- **Task input**:

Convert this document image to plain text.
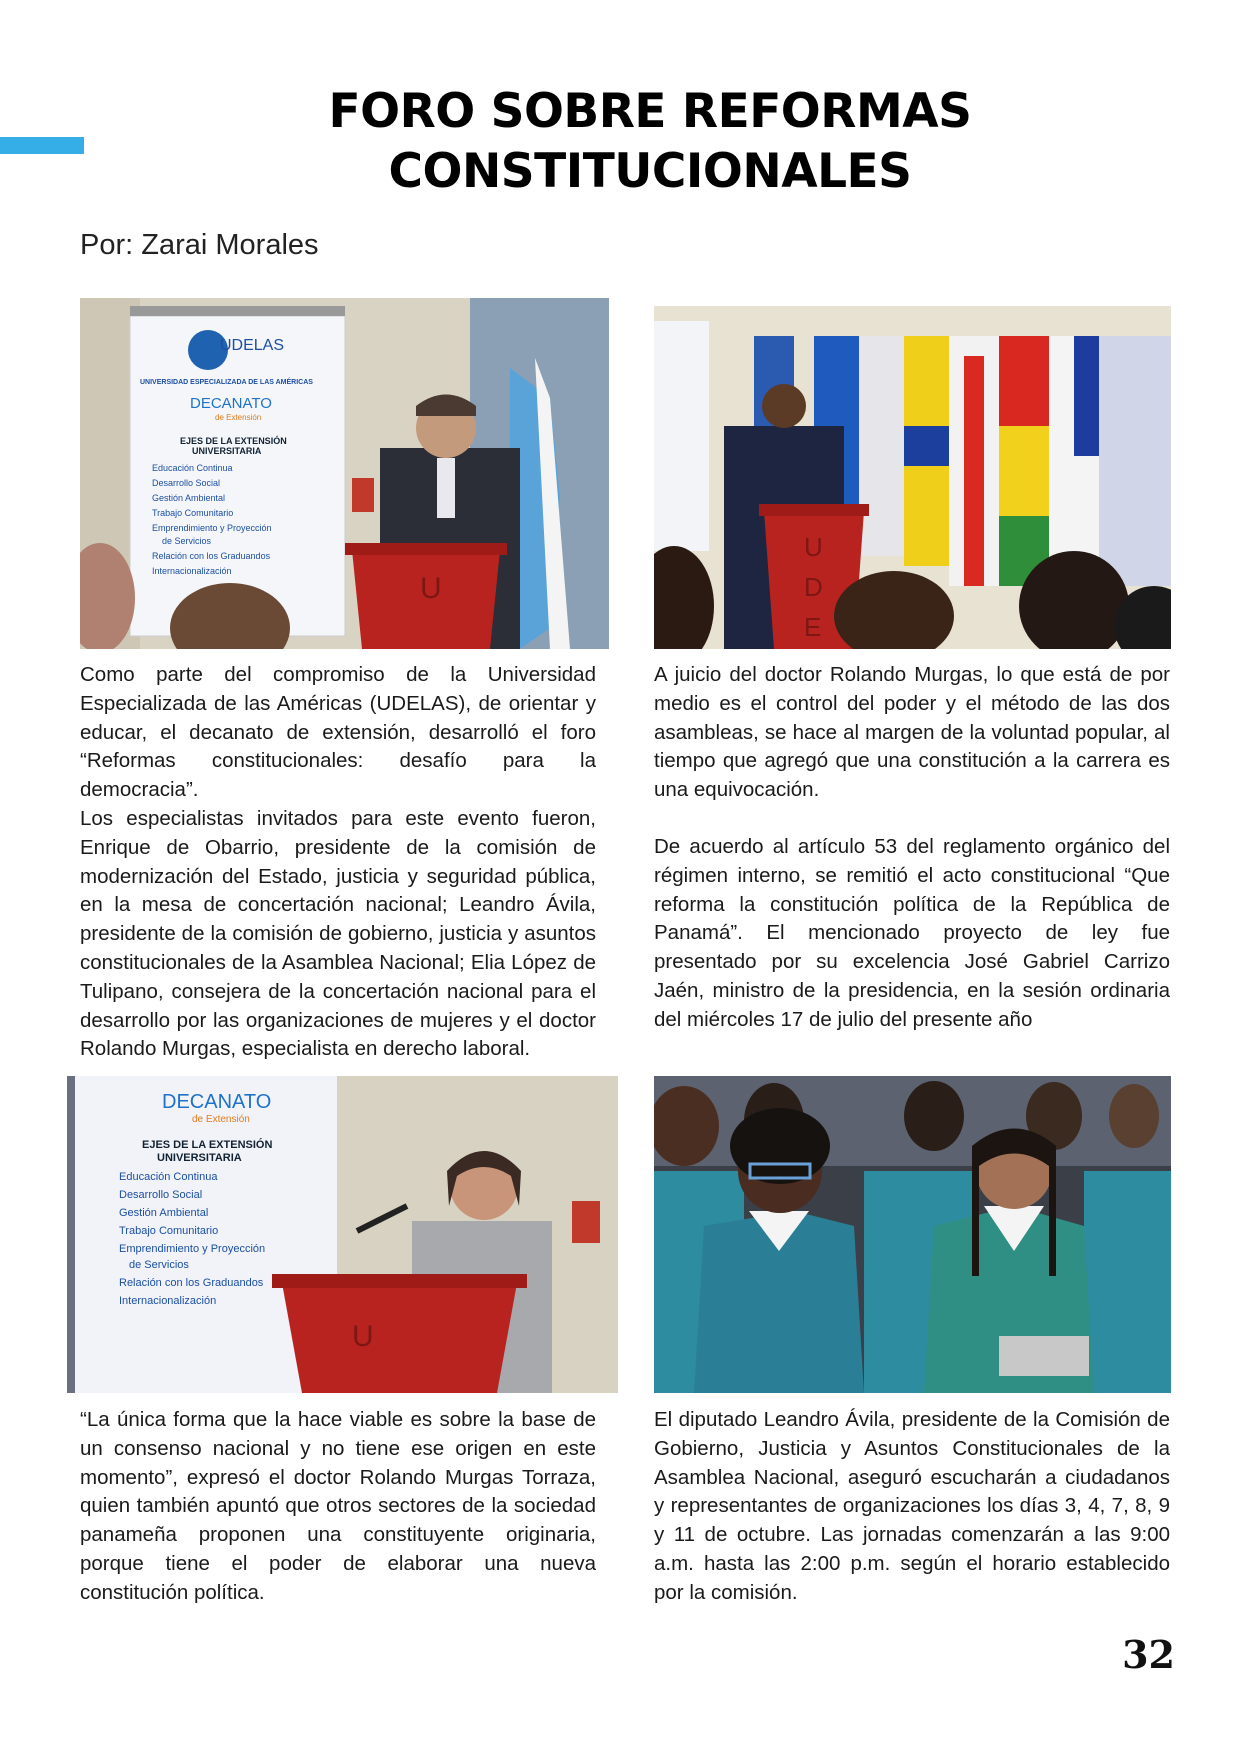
FORO SOBRE REFORMAS
CONSTITUCIONALES
Por: Zarai Morales
UDELAS
UNIVERSIDAD ESPECIALIZADA DE LAS AMÉRICAS
DECANATO
de Extensión
EJES DE LA EXTENSIÓN
UNIVERSITARIA
Educación Continua
Desarrollo Social
Gestión Ambiental
Trabajo Comunitario
Emprendimiento y Proyección
de Servicios
Relación con los Graduandos
Internacionalización
U
U
D
E

Como parte del compromiso de la Universidad Especializada de las Américas (UDELAS), de orientar y educar, el decanato de extensión, desarrolló el foro “Reformas constitucionales: desafío para la democracia”.

Los especialistas invitados para este evento fueron, Enrique de Obarrio, presidente de la comisión de modernización del Estado, justicia y seguridad pública, en la mesa de concertación nacional; Leandro Ávila, presidente de la comisión de gobierno, justicia y asuntos constitucionales de la Asamblea Nacional; Elia López de Tulipano, consejera de la concertación nacional para el desarrollo por las organizaciones de mujeres y el doctor Rolando Murgas, especialista en derecho laboral.

A juicio del doctor Rolando Murgas, lo que está de por medio es el control del poder y el método de las dos asambleas, se hace al margen de la voluntad popular, al tiempo que agregó que una constitución a la carrera es una equivocación.

De acuerdo al artículo 53 del reglamento orgánico del régimen interno, se remitió el acto constitucional “Que reforma la constitución política de la República de Panamá”. El mencionado proyecto de ley fue presentado por su excelencia José Gabriel Carrizo Jaén, ministro de la presidencia, en la sesión ordinaria del miércoles 17 de julio del presente año

DECANATO
de Extensión
EJES DE LA EXTENSIÓN
UNIVERSITARIA
Educación Continua
Desarrollo Social
Gestión Ambiental
Trabajo Comunitario
Emprendimiento y Proyección
de Servicios
Relación con los Graduandos
Internacionalización
U

“La única forma que la hace viable es sobre la base de un consenso nacional y no tiene ese origen en este momento”, expresó el doctor Rolando Murgas Torraza, quien también apuntó que otros sectores de la sociedad panameña proponen una constituyente originaria, porque tiene el poder de elaborar una nueva constitución política.

El diputado Leandro Ávila, presidente de la Comisión de Gobierno, Justicia y Asuntos Constitucionales de la Asamblea Nacional, aseguró escucharán a ciudadanos y representantes de organizaciones los días 3, 4, 7, 8, 9 y 11 de octubre. Las jornadas comenzarán a las 9:00 a.m. hasta las 2:00 p.m. según el horario establecido por la comisión.

32
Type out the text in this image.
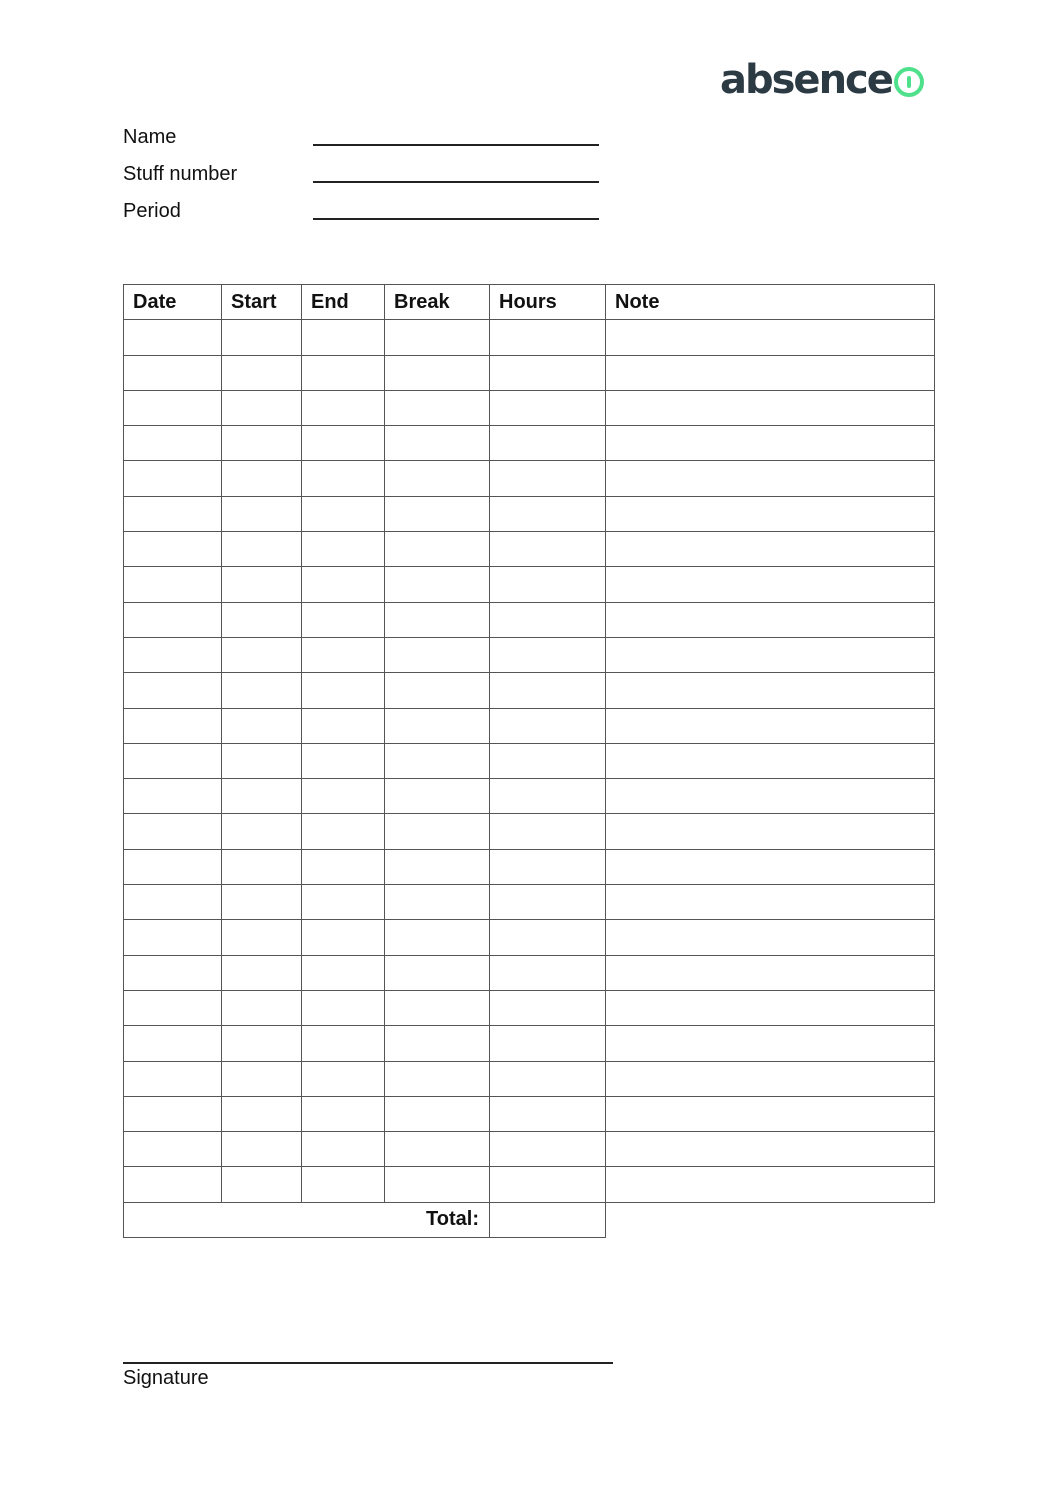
absence
Name
Stuff number
Period
Date	Start	End	Break	Hours	Note

Total:					
Signature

- **Problem**:
Drop the pictures, then reproduce exactly the lines from the one with "Type out the text in this image." through the final line of the listing.

- **Solution for this task**:
Type out the text in this image.
absence
Name
Stuff number
Period
Date	Start	End	Break	Hours	Note

Total:					
Signature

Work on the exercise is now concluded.